→ TASK DESCRIPTION: Transcribe the entries that follow, word for word.

╭─ INFORMATION GIVEN

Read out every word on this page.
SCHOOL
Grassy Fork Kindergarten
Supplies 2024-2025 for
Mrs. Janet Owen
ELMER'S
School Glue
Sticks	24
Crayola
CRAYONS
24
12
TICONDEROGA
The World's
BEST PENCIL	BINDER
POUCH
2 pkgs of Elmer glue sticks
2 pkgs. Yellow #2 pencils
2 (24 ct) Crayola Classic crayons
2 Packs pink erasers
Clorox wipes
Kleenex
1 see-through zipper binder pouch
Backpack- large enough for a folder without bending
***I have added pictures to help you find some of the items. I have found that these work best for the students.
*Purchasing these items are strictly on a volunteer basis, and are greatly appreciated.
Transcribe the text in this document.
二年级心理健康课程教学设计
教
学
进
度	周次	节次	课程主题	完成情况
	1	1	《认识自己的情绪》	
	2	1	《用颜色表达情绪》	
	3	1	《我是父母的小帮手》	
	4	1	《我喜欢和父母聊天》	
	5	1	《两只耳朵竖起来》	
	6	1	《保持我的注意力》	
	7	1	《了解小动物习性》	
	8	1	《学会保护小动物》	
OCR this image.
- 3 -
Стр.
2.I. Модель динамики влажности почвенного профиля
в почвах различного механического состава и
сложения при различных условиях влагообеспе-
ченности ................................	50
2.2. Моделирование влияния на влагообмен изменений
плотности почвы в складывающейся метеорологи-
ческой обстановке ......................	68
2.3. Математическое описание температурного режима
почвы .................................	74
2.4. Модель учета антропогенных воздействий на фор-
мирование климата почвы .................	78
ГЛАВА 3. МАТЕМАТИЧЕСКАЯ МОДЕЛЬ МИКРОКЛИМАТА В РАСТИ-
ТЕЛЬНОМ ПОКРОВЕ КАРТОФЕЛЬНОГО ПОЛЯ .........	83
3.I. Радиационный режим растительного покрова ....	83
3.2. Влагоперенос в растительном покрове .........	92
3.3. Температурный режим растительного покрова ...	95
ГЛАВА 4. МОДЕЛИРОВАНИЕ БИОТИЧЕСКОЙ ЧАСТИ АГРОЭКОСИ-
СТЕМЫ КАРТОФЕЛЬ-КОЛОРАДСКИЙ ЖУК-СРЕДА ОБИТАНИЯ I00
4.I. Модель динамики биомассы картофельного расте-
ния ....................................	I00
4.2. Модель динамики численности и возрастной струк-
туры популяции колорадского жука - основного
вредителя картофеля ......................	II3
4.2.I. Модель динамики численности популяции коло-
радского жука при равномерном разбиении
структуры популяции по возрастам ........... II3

╰─

→ WRITTEN ANSWER:
Read out every word on this page.
SCHOOL
Grassy Fork Kindergarten
Supplies 2024-2025 for
Mrs. Janet Owen
ELMER'S
School Glue
Sticks	24
Crayola
CRAYONS
24
12
TICONDEROGA
The World's
BEST PENCIL	BINDER
POUCH
2 pkgs of Elmer glue sticks
2 pkgs. Yellow #2 pencils
2 (24 ct) Crayola Classic crayons
2 Packs pink erasers
Clorox wipes
Kleenex
1 see-through zipper binder pouch
Backpack- large enough for a folder without bending
***I have added pictures to help you find some of the items. I have found that these work best for the students.
*Purchasing these items are strictly on a volunteer basis, and are greatly appreciated.
Transcribe the text in this document.
二年级心理健康课程教学设计
教
学
进
度	周次	节次	课程主题	完成情况
	1	1	《认识自己的情绪》	
	2	1	《用颜色表达情绪》	
	3	1	《我是父母的小帮手》	
	4	1	《我喜欢和父母聊天》	
	5	1	《两只耳朵竖起来》	
	6	1	《保持我的注意力》	
	7	1	《了解小动物习性》	
	8	1	《学会保护小动物》	
OCR this image.
- 3 -
Стр.
2.I. Модель динамики влажности почвенного профиля
в почвах различного механического состава и
сложения при различных условиях влагообеспе-
ченности ................................	50
2.2. Моделирование влияния на влагообмен изменений
плотности почвы в складывающейся метеорологи-
ческой обстановке ......................	68
2.3. Математическое описание температурного режима
почвы .................................	74
2.4. Модель учета антропогенных воздействий на фор-
мирование климата почвы .................	78
ГЛАВА 3. МАТЕМАТИЧЕСКАЯ МОДЕЛЬ МИКРОКЛИМАТА В РАСТИ-
ТЕЛЬНОМ ПОКРОВЕ КАРТОФЕЛЬНОГО ПОЛЯ .........	83
3.I. Радиационный режим растительного покрова ....	83
3.2. Влагоперенос в растительном покрове .........	92
3.3. Температурный режим растительного покрова ...	95
ГЛАВА 4. МОДЕЛИРОВАНИЕ БИОТИЧЕСКОЙ ЧАСТИ АГРОЭКОСИ-
СТЕМЫ КАРТОФЕЛЬ-КОЛОРАДСКИЙ ЖУК-СРЕДА ОБИТАНИЯ I00
4.I. Модель динамики биомассы картофельного расте-
ния ....................................	I00
4.2. Модель динамики численности и возрастной струк-
туры популяции колорадского жука - основного
вредителя картофеля ......................	II3
4.2.I. Модель динамики численности популяции коло-
радского жука при равномерном разбиении
структуры популяции по возрастам ........... II3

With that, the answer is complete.